[Figure collection entries]
────────────────────────────────────────

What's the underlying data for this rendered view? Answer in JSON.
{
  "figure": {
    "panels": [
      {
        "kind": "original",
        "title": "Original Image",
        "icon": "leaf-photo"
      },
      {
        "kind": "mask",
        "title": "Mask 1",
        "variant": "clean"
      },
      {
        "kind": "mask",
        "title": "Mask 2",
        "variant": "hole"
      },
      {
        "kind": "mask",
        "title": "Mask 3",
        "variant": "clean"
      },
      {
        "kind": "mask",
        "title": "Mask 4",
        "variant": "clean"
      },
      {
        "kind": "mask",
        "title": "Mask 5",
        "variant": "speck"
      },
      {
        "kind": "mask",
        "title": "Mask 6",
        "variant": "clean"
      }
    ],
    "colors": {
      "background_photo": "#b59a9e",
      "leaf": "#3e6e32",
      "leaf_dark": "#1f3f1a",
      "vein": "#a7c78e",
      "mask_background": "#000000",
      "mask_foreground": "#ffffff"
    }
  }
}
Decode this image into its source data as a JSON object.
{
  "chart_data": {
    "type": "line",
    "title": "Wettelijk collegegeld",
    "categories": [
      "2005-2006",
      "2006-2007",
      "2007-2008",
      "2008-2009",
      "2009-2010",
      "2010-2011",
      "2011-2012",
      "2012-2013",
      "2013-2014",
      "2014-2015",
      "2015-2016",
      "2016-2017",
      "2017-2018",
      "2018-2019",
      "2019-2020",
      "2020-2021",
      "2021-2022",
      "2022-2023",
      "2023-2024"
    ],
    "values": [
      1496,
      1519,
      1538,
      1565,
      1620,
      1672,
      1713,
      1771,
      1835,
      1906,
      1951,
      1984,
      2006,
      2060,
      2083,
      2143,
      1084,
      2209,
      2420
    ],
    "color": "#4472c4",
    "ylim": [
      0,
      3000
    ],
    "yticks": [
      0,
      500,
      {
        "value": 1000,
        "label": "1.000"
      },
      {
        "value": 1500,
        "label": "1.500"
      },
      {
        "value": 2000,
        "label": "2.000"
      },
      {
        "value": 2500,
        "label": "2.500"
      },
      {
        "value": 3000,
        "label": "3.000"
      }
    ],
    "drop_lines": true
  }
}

────────────────────────────────────────

Extract every record and return it verbatim.

▶ [RESULT OF THIS TASK]
What's the underlying data for this rendered view? Answer in JSON.
{
  "figure": {
    "panels": [
      {
        "kind": "original",
        "title": "Original Image",
        "icon": "leaf-photo"
      },
      {
        "kind": "mask",
        "title": "Mask 1",
        "variant": "clean"
      },
      {
        "kind": "mask",
        "title": "Mask 2",
        "variant": "hole"
      },
      {
        "kind": "mask",
        "title": "Mask 3",
        "variant": "clean"
      },
      {
        "kind": "mask",
        "title": "Mask 4",
        "variant": "clean"
      },
      {
        "kind": "mask",
        "title": "Mask 5",
        "variant": "speck"
      },
      {
        "kind": "mask",
        "title": "Mask 6",
        "variant": "clean"
      }
    ],
    "colors": {
      "background_photo": "#b59a9e",
      "leaf": "#3e6e32",
      "leaf_dark": "#1f3f1a",
      "vein": "#a7c78e",
      "mask_background": "#000000",
      "mask_foreground": "#ffffff"
    }
  }
}
Decode this image into its source data as a JSON object.
{
  "chart_data": {
    "type": "line",
    "title": "Wettelijk collegegeld",
    "categories": [
      "2005-2006",
      "2006-2007",
      "2007-2008",
      "2008-2009",
      "2009-2010",
      "2010-2011",
      "2011-2012",
      "2012-2013",
      "2013-2014",
      "2014-2015",
      "2015-2016",
      "2016-2017",
      "2017-2018",
      "2018-2019",
      "2019-2020",
      "2020-2021",
      "2021-2022",
      "2022-2023",
      "2023-2024"
    ],
    "values": [
      1496,
      1519,
      1538,
      1565,
      1620,
      1672,
      1713,
      1771,
      1835,
      1906,
      1951,
      1984,
      2006,
      2060,
      2083,
      2143,
      1084,
      2209,
      2420
    ],
    "color": "#4472c4",
    "ylim": [
      0,
      3000
    ],
    "yticks": [
      0,
      500,
      {
        "value": 1000,
        "label": "1.000"
      },
      {
        "value": 1500,
        "label": "1.500"
      },
      {
        "value": 2000,
        "label": "2.000"
      },
      {
        "value": 2500,
        "label": "2.500"
      },
      {
        "value": 3000,
        "label": "3.000"
      }
    ],
    "drop_lines": true
  }
}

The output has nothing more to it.